_Instruction_
Give an exact transcription of every line, dropping the images.

[Excerpts from a figure dataset]
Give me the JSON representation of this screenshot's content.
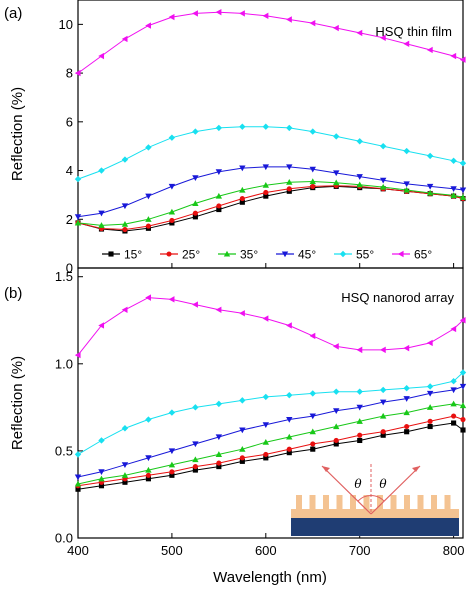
{
  "chart_data": [
    {
      "type": "line",
      "panel_label": "(a)",
      "annotation": "HSQ thin film",
      "xlabel": "",
      "ylabel": "Reflection (%)",
      "xlim": [
        400,
        810
      ],
      "ylim": [
        0,
        11
      ],
      "xticks": [
        400,
        500,
        600,
        700,
        800
      ],
      "yticks": [
        0,
        2,
        4,
        6,
        8,
        10
      ],
      "show_x_ticklabels": false,
      "legend": "bottom, single row",
      "x": [
        400,
        425,
        450,
        475,
        500,
        525,
        550,
        575,
        600,
        625,
        650,
        675,
        700,
        725,
        750,
        775,
        800,
        810
      ],
      "series": [
        {
          "name": "15°",
          "color": "#000000",
          "marker": "square",
          "values": [
            1.85,
            1.6,
            1.52,
            1.63,
            1.85,
            2.1,
            2.4,
            2.7,
            2.95,
            3.15,
            3.3,
            3.35,
            3.3,
            3.25,
            3.15,
            3.05,
            2.95,
            2.85
          ]
        },
        {
          "name": "25°",
          "color": "#e81010",
          "marker": "circle",
          "values": [
            1.85,
            1.62,
            1.58,
            1.72,
            1.95,
            2.25,
            2.55,
            2.85,
            3.1,
            3.25,
            3.35,
            3.38,
            3.35,
            3.25,
            3.15,
            3.05,
            2.95,
            2.85
          ]
        },
        {
          "name": "35°",
          "color": "#18c818",
          "marker": "triangle-up",
          "values": [
            1.85,
            1.75,
            1.8,
            2.0,
            2.3,
            2.65,
            2.95,
            3.2,
            3.4,
            3.52,
            3.55,
            3.5,
            3.42,
            3.32,
            3.2,
            3.08,
            2.98,
            2.9
          ]
        },
        {
          "name": "45°",
          "color": "#1818d8",
          "marker": "triangle-down",
          "values": [
            2.1,
            2.25,
            2.55,
            2.95,
            3.35,
            3.7,
            3.95,
            4.1,
            4.15,
            4.15,
            4.05,
            3.9,
            3.75,
            3.6,
            3.45,
            3.35,
            3.25,
            3.2
          ]
        },
        {
          "name": "55°",
          "color": "#18e0f0",
          "marker": "diamond",
          "values": [
            3.65,
            4.0,
            4.45,
            4.95,
            5.35,
            5.6,
            5.75,
            5.8,
            5.8,
            5.75,
            5.6,
            5.4,
            5.2,
            5.0,
            4.8,
            4.6,
            4.4,
            4.3
          ]
        },
        {
          "name": "65°",
          "color": "#f010f0",
          "marker": "triangle-left",
          "values": [
            8.0,
            8.7,
            9.4,
            9.95,
            10.3,
            10.45,
            10.5,
            10.45,
            10.35,
            10.2,
            10.05,
            9.85,
            9.65,
            9.45,
            9.2,
            8.95,
            8.7,
            8.55
          ]
        }
      ]
    },
    {
      "type": "line",
      "panel_label": "(b)",
      "annotation": "HSQ nanorod array",
      "xlabel": "Wavelength (nm)",
      "ylabel": "Reflection (%)",
      "xlim": [
        400,
        810
      ],
      "ylim": [
        0,
        1.55
      ],
      "xticks": [
        400,
        500,
        600,
        700,
        800
      ],
      "yticks": [
        0.0,
        0.5,
        1.0,
        1.5
      ],
      "ytick_labels": [
        "0.0",
        "0.5",
        "1.0",
        "1.5"
      ],
      "show_x_ticklabels": true,
      "inset": {
        "angle_labels": [
          "θ",
          "θ"
        ]
      },
      "x": [
        400,
        425,
        450,
        475,
        500,
        525,
        550,
        575,
        600,
        625,
        650,
        675,
        700,
        725,
        750,
        775,
        800,
        810
      ],
      "series": [
        {
          "name": "15°",
          "color": "#000000",
          "marker": "square",
          "values": [
            0.28,
            0.3,
            0.32,
            0.34,
            0.36,
            0.39,
            0.41,
            0.44,
            0.46,
            0.49,
            0.51,
            0.54,
            0.56,
            0.59,
            0.61,
            0.64,
            0.66,
            0.62
          ]
        },
        {
          "name": "25°",
          "color": "#e81010",
          "marker": "circle",
          "values": [
            0.3,
            0.32,
            0.34,
            0.36,
            0.38,
            0.41,
            0.43,
            0.46,
            0.48,
            0.51,
            0.54,
            0.56,
            0.59,
            0.61,
            0.64,
            0.67,
            0.7,
            0.68
          ]
        },
        {
          "name": "35°",
          "color": "#18c818",
          "marker": "triangle-up",
          "values": [
            0.31,
            0.34,
            0.36,
            0.39,
            0.42,
            0.45,
            0.48,
            0.51,
            0.55,
            0.58,
            0.61,
            0.64,
            0.67,
            0.7,
            0.72,
            0.75,
            0.77,
            0.76
          ]
        },
        {
          "name": "45°",
          "color": "#1818d8",
          "marker": "triangle-down",
          "values": [
            0.35,
            0.38,
            0.42,
            0.46,
            0.5,
            0.54,
            0.58,
            0.62,
            0.65,
            0.68,
            0.7,
            0.73,
            0.75,
            0.78,
            0.8,
            0.83,
            0.85,
            0.87
          ]
        },
        {
          "name": "55°",
          "color": "#18e0f0",
          "marker": "diamond",
          "values": [
            0.48,
            0.56,
            0.63,
            0.68,
            0.72,
            0.75,
            0.77,
            0.79,
            0.81,
            0.82,
            0.83,
            0.84,
            0.84,
            0.85,
            0.86,
            0.87,
            0.9,
            0.95
          ]
        },
        {
          "name": "65°",
          "color": "#f010f0",
          "marker": "triangle-left",
          "values": [
            1.05,
            1.22,
            1.31,
            1.38,
            1.37,
            1.34,
            1.31,
            1.29,
            1.26,
            1.22,
            1.16,
            1.1,
            1.08,
            1.08,
            1.09,
            1.12,
            1.2,
            1.25
          ]
        }
      ]
    }
  ]
}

_Answer to the problem_
Give me the JSON representation of this screenshot's content.
{
  "chart_data": [
    {
      "type": "line",
      "panel_label": "(a)",
      "annotation": "HSQ thin film",
      "xlabel": "",
      "ylabel": "Reflection (%)",
      "xlim": [
        400,
        810
      ],
      "ylim": [
        0,
        11
      ],
      "xticks": [
        400,
        500,
        600,
        700,
        800
      ],
      "yticks": [
        0,
        2,
        4,
        6,
        8,
        10
      ],
      "show_x_ticklabels": false,
      "legend": "bottom, single row",
      "x": [
        400,
        425,
        450,
        475,
        500,
        525,
        550,
        575,
        600,
        625,
        650,
        675,
        700,
        725,
        750,
        775,
        800,
        810
      ],
      "series": [
        {
          "name": "15°",
          "color": "#000000",
          "marker": "square",
          "values": [
            1.85,
            1.6,
            1.52,
            1.63,
            1.85,
            2.1,
            2.4,
            2.7,
            2.95,
            3.15,
            3.3,
            3.35,
            3.3,
            3.25,
            3.15,
            3.05,
            2.95,
            2.85
          ]
        },
        {
          "name": "25°",
          "color": "#e81010",
          "marker": "circle",
          "values": [
            1.85,
            1.62,
            1.58,
            1.72,
            1.95,
            2.25,
            2.55,
            2.85,
            3.1,
            3.25,
            3.35,
            3.38,
            3.35,
            3.25,
            3.15,
            3.05,
            2.95,
            2.85
          ]
        },
        {
          "name": "35°",
          "color": "#18c818",
          "marker": "triangle-up",
          "values": [
            1.85,
            1.75,
            1.8,
            2.0,
            2.3,
            2.65,
            2.95,
            3.2,
            3.4,
            3.52,
            3.55,
            3.5,
            3.42,
            3.32,
            3.2,
            3.08,
            2.98,
            2.9
          ]
        },
        {
          "name": "45°",
          "color": "#1818d8",
          "marker": "triangle-down",
          "values": [
            2.1,
            2.25,
            2.55,
            2.95,
            3.35,
            3.7,
            3.95,
            4.1,
            4.15,
            4.15,
            4.05,
            3.9,
            3.75,
            3.6,
            3.45,
            3.35,
            3.25,
            3.2
          ]
        },
        {
          "name": "55°",
          "color": "#18e0f0",
          "marker": "diamond",
          "values": [
            3.65,
            4.0,
            4.45,
            4.95,
            5.35,
            5.6,
            5.75,
            5.8,
            5.8,
            5.75,
            5.6,
            5.4,
            5.2,
            5.0,
            4.8,
            4.6,
            4.4,
            4.3
          ]
        },
        {
          "name": "65°",
          "color": "#f010f0",
          "marker": "triangle-left",
          "values": [
            8.0,
            8.7,
            9.4,
            9.95,
            10.3,
            10.45,
            10.5,
            10.45,
            10.35,
            10.2,
            10.05,
            9.85,
            9.65,
            9.45,
            9.2,
            8.95,
            8.7,
            8.55
          ]
        }
      ]
    },
    {
      "type": "line",
      "panel_label": "(b)",
      "annotation": "HSQ nanorod array",
      "xlabel": "Wavelength (nm)",
      "ylabel": "Reflection (%)",
      "xlim": [
        400,
        810
      ],
      "ylim": [
        0,
        1.55
      ],
      "xticks": [
        400,
        500,
        600,
        700,
        800
      ],
      "yticks": [
        0.0,
        0.5,
        1.0,
        1.5
      ],
      "ytick_labels": [
        "0.0",
        "0.5",
        "1.0",
        "1.5"
      ],
      "show_x_ticklabels": true,
      "inset": {
        "angle_labels": [
          "θ",
          "θ"
        ]
      },
      "x": [
        400,
        425,
        450,
        475,
        500,
        525,
        550,
        575,
        600,
        625,
        650,
        675,
        700,
        725,
        750,
        775,
        800,
        810
      ],
      "series": [
        {
          "name": "15°",
          "color": "#000000",
          "marker": "square",
          "values": [
            0.28,
            0.3,
            0.32,
            0.34,
            0.36,
            0.39,
            0.41,
            0.44,
            0.46,
            0.49,
            0.51,
            0.54,
            0.56,
            0.59,
            0.61,
            0.64,
            0.66,
            0.62
          ]
        },
        {
          "name": "25°",
          "color": "#e81010",
          "marker": "circle",
          "values": [
            0.3,
            0.32,
            0.34,
            0.36,
            0.38,
            0.41,
            0.43,
            0.46,
            0.48,
            0.51,
            0.54,
            0.56,
            0.59,
            0.61,
            0.64,
            0.67,
            0.7,
            0.68
          ]
        },
        {
          "name": "35°",
          "color": "#18c818",
          "marker": "triangle-up",
          "values": [
            0.31,
            0.34,
            0.36,
            0.39,
            0.42,
            0.45,
            0.48,
            0.51,
            0.55,
            0.58,
            0.61,
            0.64,
            0.67,
            0.7,
            0.72,
            0.75,
            0.77,
            0.76
          ]
        },
        {
          "name": "45°",
          "color": "#1818d8",
          "marker": "triangle-down",
          "values": [
            0.35,
            0.38,
            0.42,
            0.46,
            0.5,
            0.54,
            0.58,
            0.62,
            0.65,
            0.68,
            0.7,
            0.73,
            0.75,
            0.78,
            0.8,
            0.83,
            0.85,
            0.87
          ]
        },
        {
          "name": "55°",
          "color": "#18e0f0",
          "marker": "diamond",
          "values": [
            0.48,
            0.56,
            0.63,
            0.68,
            0.72,
            0.75,
            0.77,
            0.79,
            0.81,
            0.82,
            0.83,
            0.84,
            0.84,
            0.85,
            0.86,
            0.87,
            0.9,
            0.95
          ]
        },
        {
          "name": "65°",
          "color": "#f010f0",
          "marker": "triangle-left",
          "values": [
            1.05,
            1.22,
            1.31,
            1.38,
            1.37,
            1.34,
            1.31,
            1.29,
            1.26,
            1.22,
            1.16,
            1.1,
            1.08,
            1.08,
            1.09,
            1.12,
            1.2,
            1.25
          ]
        }
      ]
    }
  ]
}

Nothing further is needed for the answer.